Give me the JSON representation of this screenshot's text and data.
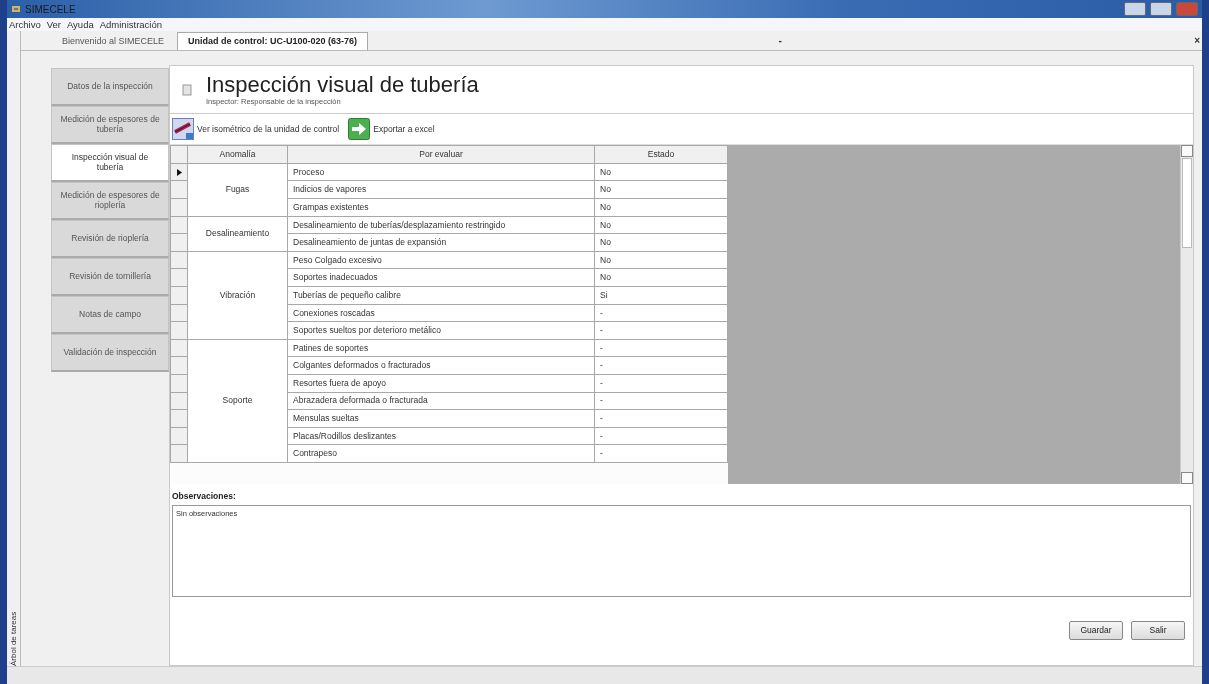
{
  "window": {
    "title": "SIMECELE"
  },
  "menu": [
    "Archivo",
    "Ver",
    "Ayuda",
    "Administración"
  ],
  "side_strip": {
    "label": "Árbol de tareas"
  },
  "tabs": [
    {
      "label": "Bienvenido al SIMECELE",
      "selected": false
    },
    {
      "label": "Unidad de control: UC-U100-020 (63-76)",
      "selected": true
    }
  ],
  "tab_controls": [
    "-",
    "×"
  ],
  "nav": [
    {
      "label": "Datos de la inspección",
      "selected": false
    },
    {
      "label": "Medición de espesores de tubería",
      "selected": false
    },
    {
      "label": "Inspección visual de tubería",
      "selected": true
    },
    {
      "label": "Medición de espesores de rioplería",
      "selected": false
    },
    {
      "label": "Revisión de rioplería",
      "selected": false
    },
    {
      "label": "Revisión de tornillería",
      "selected": false
    },
    {
      "label": "Notas de campo",
      "selected": false
    },
    {
      "label": "Validación de inspección",
      "selected": false
    }
  ],
  "header": {
    "title": "Inspección visual de tubería",
    "subtitle": "Inspector: Responsable de la inspección"
  },
  "toolbar": [
    {
      "kind": "isometric",
      "label": "Ver isométrico de la unidad de control"
    },
    {
      "kind": "export",
      "label": "Exportar a excel"
    }
  ],
  "table": {
    "columns": [
      "Anomalía",
      "Por evaluar",
      "Estado"
    ],
    "groups": [
      {
        "anomaly": "Fugas",
        "rows": [
          {
            "item": "Proceso",
            "status": "No",
            "current": true
          },
          {
            "item": "Indicios de vapores",
            "status": "No",
            "current": false
          },
          {
            "item": "Grampas existentes",
            "status": "No",
            "current": false
          }
        ]
      },
      {
        "anomaly": "Desalineamiento",
        "rows": [
          {
            "item": "Desalineamiento de tuberías/desplazamiento restringido",
            "status": "No",
            "current": false
          },
          {
            "item": "Desalineamiento de juntas de expansión",
            "status": "No",
            "current": false
          }
        ]
      },
      {
        "anomaly": "Vibración",
        "rows": [
          {
            "item": "Peso Colgado excesivo",
            "status": "No",
            "current": false
          },
          {
            "item": "Soportes inadecuados",
            "status": "No",
            "current": false
          },
          {
            "item": "Tuberías de pequeño calibre",
            "status": "Si",
            "current": false
          },
          {
            "item": "Conexiones roscadas",
            "status": "-",
            "current": false
          },
          {
            "item": "Soportes sueltos por deterioro metálico",
            "status": "-",
            "current": false
          }
        ]
      },
      {
        "anomaly": "Soporte",
        "rows": [
          {
            "item": "Patines de soportes",
            "status": "-",
            "current": false
          },
          {
            "item": "Colgantes deformados o fracturados",
            "status": "-",
            "current": false
          },
          {
            "item": "Resortes fuera de apoyo",
            "status": "-",
            "current": false
          },
          {
            "item": "Abrazadera deformada o fracturada",
            "status": "-",
            "current": false
          },
          {
            "item": "Mensulas sueltas",
            "status": "-",
            "current": false
          },
          {
            "item": "Placas/Rodillos deslizantes",
            "status": "-",
            "current": false
          },
          {
            "item": "Contrapeso",
            "status": "-",
            "current": false
          }
        ]
      }
    ]
  },
  "observations": {
    "label": "Observaciones:",
    "value": "Sin observaciones"
  },
  "buttons": [
    "Guardar",
    "Salir"
  ]
}
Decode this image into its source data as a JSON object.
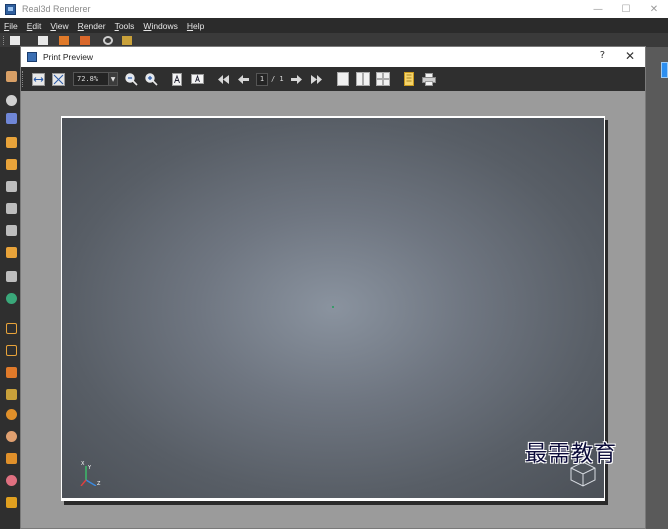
{
  "app": {
    "title": "Real3d Renderer",
    "window_controls": [
      "—",
      "☐",
      "✕"
    ]
  },
  "menubar": {
    "items": [
      {
        "first": "F",
        "rest": "ile"
      },
      {
        "first": "E",
        "rest": "dit"
      },
      {
        "first": "V",
        "rest": "iew"
      },
      {
        "first": "R",
        "rest": "ender"
      },
      {
        "first": "T",
        "rest": "ools"
      },
      {
        "first": "W",
        "rest": "indows"
      },
      {
        "first": "H",
        "rest": "elp"
      }
    ]
  },
  "dialog": {
    "title": "Print Preview",
    "help_label": "?",
    "close_label": "✕"
  },
  "preview_toolbar": {
    "zoom_value": "72.8%",
    "page_current": "1",
    "page_total": "/ 1"
  },
  "viewport": {
    "axis_labels": {
      "y": "Y",
      "x": "X",
      "z": "Z"
    }
  },
  "watermark": "最需教育",
  "colors": {
    "accent": "#2d8ff0",
    "dark_toolbar": "#2f2f2f",
    "preview_bg": "#9b9b9b"
  }
}
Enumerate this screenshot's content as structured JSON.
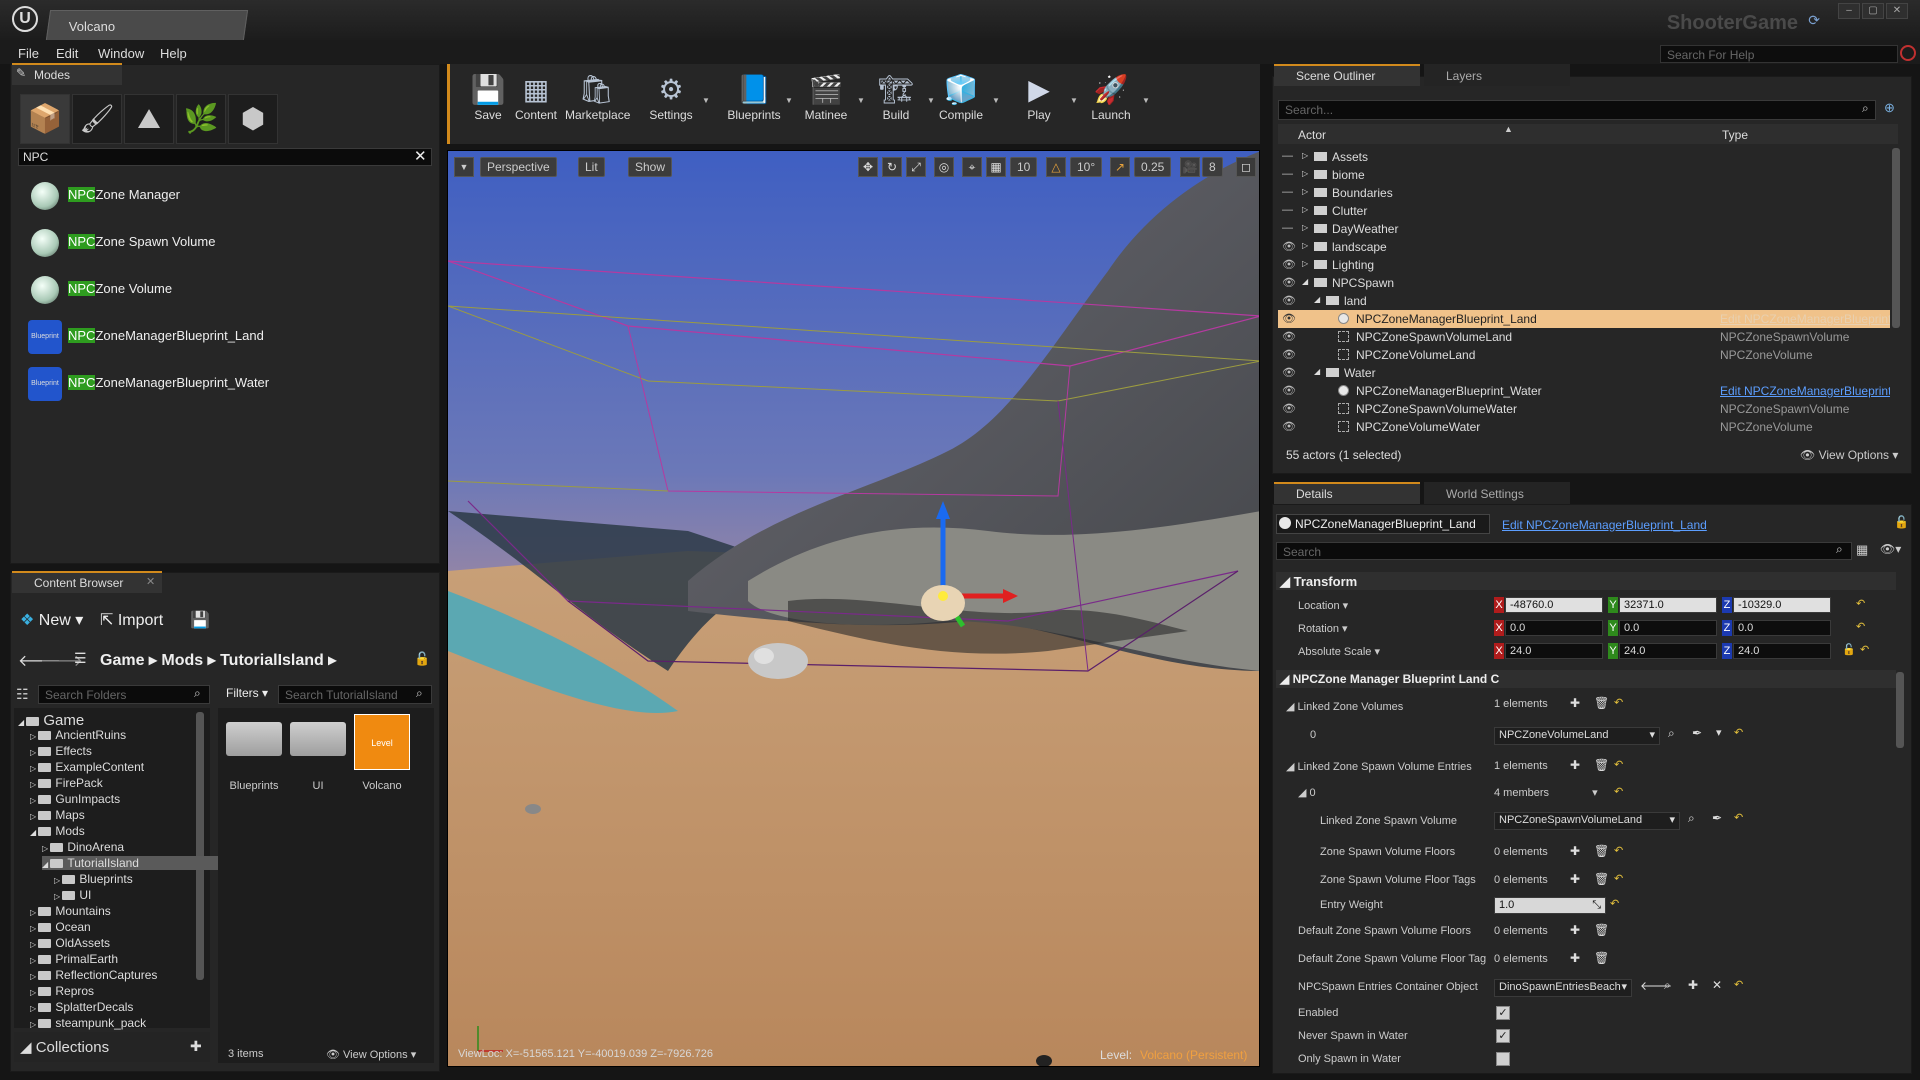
{
  "window": {
    "doc_tab": "Volcano",
    "app_name": "ShooterGame"
  },
  "menu": {
    "items": [
      "File",
      "Edit",
      "Window",
      "Help"
    ],
    "help_search_placeholder": "Search For Help"
  },
  "modes": {
    "tab": "Modes",
    "search_value": "NPC",
    "results": [
      {
        "highlight": "NPC",
        "rest": "Zone Manager",
        "thumb": "sphere"
      },
      {
        "highlight": "NPC",
        "rest": "Zone Spawn Volume",
        "thumb": "sphere"
      },
      {
        "highlight": "NPC",
        "rest": "Zone Volume",
        "thumb": "sphere"
      },
      {
        "highlight": "NPC",
        "rest": "ZoneManagerBlueprint_Land",
        "thumb": "Blueprint"
      },
      {
        "highlight": "NPC",
        "rest": "ZoneManagerBlueprint_Water",
        "thumb": "Blueprint"
      }
    ]
  },
  "toolbar": {
    "buttons": [
      "Save",
      "Content",
      "Marketplace",
      "Settings",
      "Blueprints",
      "Matinee",
      "Build",
      "Compile",
      "Play",
      "Launch"
    ]
  },
  "viewport": {
    "perspective": "Perspective",
    "lit": "Lit",
    "show": "Show",
    "grid_snap": "10",
    "rot_snap": "10°",
    "scale_snap": "0.25",
    "cam_speed": "8",
    "viewloc": "ViewLoc: X=-51565.121 Y=-40019.039 Z=-7926.726",
    "level_label": "Level:",
    "level_name": "Volcano (Persistent)"
  },
  "content_browser": {
    "tab": "Content Browser",
    "new_label": "New",
    "import_label": "Import",
    "breadcrumb": [
      "Game",
      "Mods",
      "TutorialIsland"
    ],
    "search_folders_placeholder": "Search Folders",
    "filters_label": "Filters",
    "search_assets_placeholder": "Search TutorialIsland",
    "tree": [
      {
        "label": "Game",
        "level": 0,
        "expanded": true
      },
      {
        "label": "AncientRuins",
        "level": 1
      },
      {
        "label": "Effects",
        "level": 1
      },
      {
        "label": "ExampleContent",
        "level": 1
      },
      {
        "label": "FirePack",
        "level": 1
      },
      {
        "label": "GunImpacts",
        "level": 1
      },
      {
        "label": "Maps",
        "level": 1
      },
      {
        "label": "Mods",
        "level": 1,
        "expanded": true
      },
      {
        "label": "DinoArena",
        "level": 2
      },
      {
        "label": "TutorialIsland",
        "level": 2,
        "expanded": true,
        "selected": true
      },
      {
        "label": "Blueprints",
        "level": 3
      },
      {
        "label": "UI",
        "level": 3
      },
      {
        "label": "Mountains",
        "level": 1
      },
      {
        "label": "Ocean",
        "level": 1
      },
      {
        "label": "OldAssets",
        "level": 1
      },
      {
        "label": "PrimalEarth",
        "level": 1
      },
      {
        "label": "ReflectionCaptures",
        "level": 1
      },
      {
        "label": "Repros",
        "level": 1
      },
      {
        "label": "SplatterDecals",
        "level": 1
      },
      {
        "label": "steampunk_pack",
        "level": 1
      }
    ],
    "assets": [
      {
        "label": "Blueprints",
        "kind": "folder"
      },
      {
        "label": "UI",
        "kind": "folder"
      },
      {
        "label": "Volcano",
        "kind": "level",
        "badge": "Level"
      }
    ],
    "collections_label": "Collections",
    "items_count": "3 items",
    "view_options": "View Options"
  },
  "outliner": {
    "tab": "Scene Outliner",
    "tab2": "Layers",
    "search_placeholder": "Search...",
    "col_actor": "Actor",
    "col_type": "Type",
    "rows": [
      {
        "label": "Assets",
        "indent": 0,
        "kind": "folder",
        "arrow": "▷",
        "eye": false,
        "type": ""
      },
      {
        "label": "biome",
        "indent": 0,
        "kind": "folder",
        "arrow": "▷",
        "eye": false,
        "type": ""
      },
      {
        "label": "Boundaries",
        "indent": 0,
        "kind": "folder",
        "arrow": "▷",
        "eye": false,
        "type": ""
      },
      {
        "label": "Clutter",
        "indent": 0,
        "kind": "folder",
        "arrow": "▷",
        "eye": false,
        "type": ""
      },
      {
        "label": "DayWeather",
        "indent": 0,
        "kind": "folder",
        "arrow": "▷",
        "eye": false,
        "type": ""
      },
      {
        "label": "landscape",
        "indent": 0,
        "kind": "folder",
        "arrow": "▷",
        "eye": true,
        "type": ""
      },
      {
        "label": "Lighting",
        "indent": 0,
        "kind": "folder",
        "arrow": "▷",
        "eye": true,
        "type": ""
      },
      {
        "label": "NPCSpawn",
        "indent": 0,
        "kind": "folder",
        "arrow": "◢",
        "eye": true,
        "type": ""
      },
      {
        "label": "land",
        "indent": 1,
        "kind": "folder",
        "arrow": "◢",
        "eye": true,
        "type": ""
      },
      {
        "label": "NPCZoneManagerBlueprint_Land",
        "indent": 2,
        "kind": "actor",
        "arrow": "",
        "eye": true,
        "type": "Edit NPCZoneManagerBlueprint_Land",
        "selected": true,
        "type_link": true
      },
      {
        "label": "NPCZoneSpawnVolumeLand",
        "indent": 2,
        "kind": "volume",
        "arrow": "",
        "eye": true,
        "type": "NPCZoneSpawnVolume"
      },
      {
        "label": "NPCZoneVolumeLand",
        "indent": 2,
        "kind": "volume",
        "arrow": "",
        "eye": true,
        "type": "NPCZoneVolume"
      },
      {
        "label": "Water",
        "indent": 1,
        "kind": "folder",
        "arrow": "◢",
        "eye": true,
        "type": ""
      },
      {
        "label": "NPCZoneManagerBlueprint_Water",
        "indent": 2,
        "kind": "actor",
        "arrow": "",
        "eye": true,
        "type": "Edit NPCZoneManagerBlueprint_Water",
        "type_link": true
      },
      {
        "label": "NPCZoneSpawnVolumeWater",
        "indent": 2,
        "kind": "volume",
        "arrow": "",
        "eye": true,
        "type": "NPCZoneSpawnVolume"
      },
      {
        "label": "NPCZoneVolumeWater",
        "indent": 2,
        "kind": "volume",
        "arrow": "",
        "eye": true,
        "type": "NPCZoneVolume"
      }
    ],
    "status": "55 actors (1 selected)",
    "view_options": "View Options"
  },
  "details": {
    "tab": "Details",
    "tab2": "World Settings",
    "object_name": "NPCZoneManagerBlueprint_Land",
    "edit_link": "Edit NPCZoneManagerBlueprint_Land",
    "search_placeholder": "Search",
    "transform_header": "Transform",
    "location_label": "Location",
    "rotation_label": "Rotation",
    "scale_label": "Absolute Scale",
    "location": [
      "-48760.0",
      "32371.0",
      "-10329.0"
    ],
    "rotation": [
      "0.0",
      "0.0",
      "0.0"
    ],
    "scale": [
      "24.0",
      "24.0",
      "24.0"
    ],
    "axis_letters": [
      "X",
      "Y",
      "Z"
    ],
    "section_header": "NPCZone Manager Blueprint Land C",
    "linked_zone_volumes": "Linked Zone Volumes",
    "linked_zone_volumes_val": "1 elements",
    "index0": "0",
    "zone_volume_select": "NPCZoneVolumeLand",
    "linked_spawn_entries": "Linked Zone Spawn Volume Entries",
    "linked_spawn_entries_val": "1 elements",
    "entry0": "0",
    "members_select": "4 members",
    "linked_spawn_volume": "Linked Zone Spawn Volume",
    "spawn_volume_select": "NPCZoneSpawnVolumeLand",
    "zone_floors": "Zone Spawn Volume Floors",
    "zone_floors_val": "0 elements",
    "zone_floor_tags": "Zone Spawn Volume Floor Tags",
    "zone_floor_tags_val": "0 elements",
    "entry_weight": "Entry Weight",
    "entry_weight_val": "1.0",
    "default_floors": "Default Zone Spawn Volume Floors",
    "default_floors_val": "0 elements",
    "default_floor_tags": "Default Zone Spawn Volume Floor Tag",
    "default_floor_tags_val": "0 elements",
    "container_obj": "NPCSpawn Entries Container Object",
    "container_select": "DinoSpawnEntriesBeach",
    "enabled": "Enabled",
    "never_spawn_water": "Never Spawn in Water",
    "only_spawn_water": "Only Spawn in Water",
    "enabled_checked": true,
    "never_checked": true,
    "only_checked": false
  },
  "colors": {
    "accent": "#d28a1c",
    "selection": "#f0c28a",
    "highlight": "#2e9c1f",
    "link": "#5c9eff"
  }
}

☆ ☆ ☆ ☆ ☆

Show the lines that mention the word "first".

- **WRITTEN ANSWER**:
        "first": "F",
        "first": "E",
        "first": "V",
        "first": "R",
        "first": "T",
        "first": "W",
        "first": "H",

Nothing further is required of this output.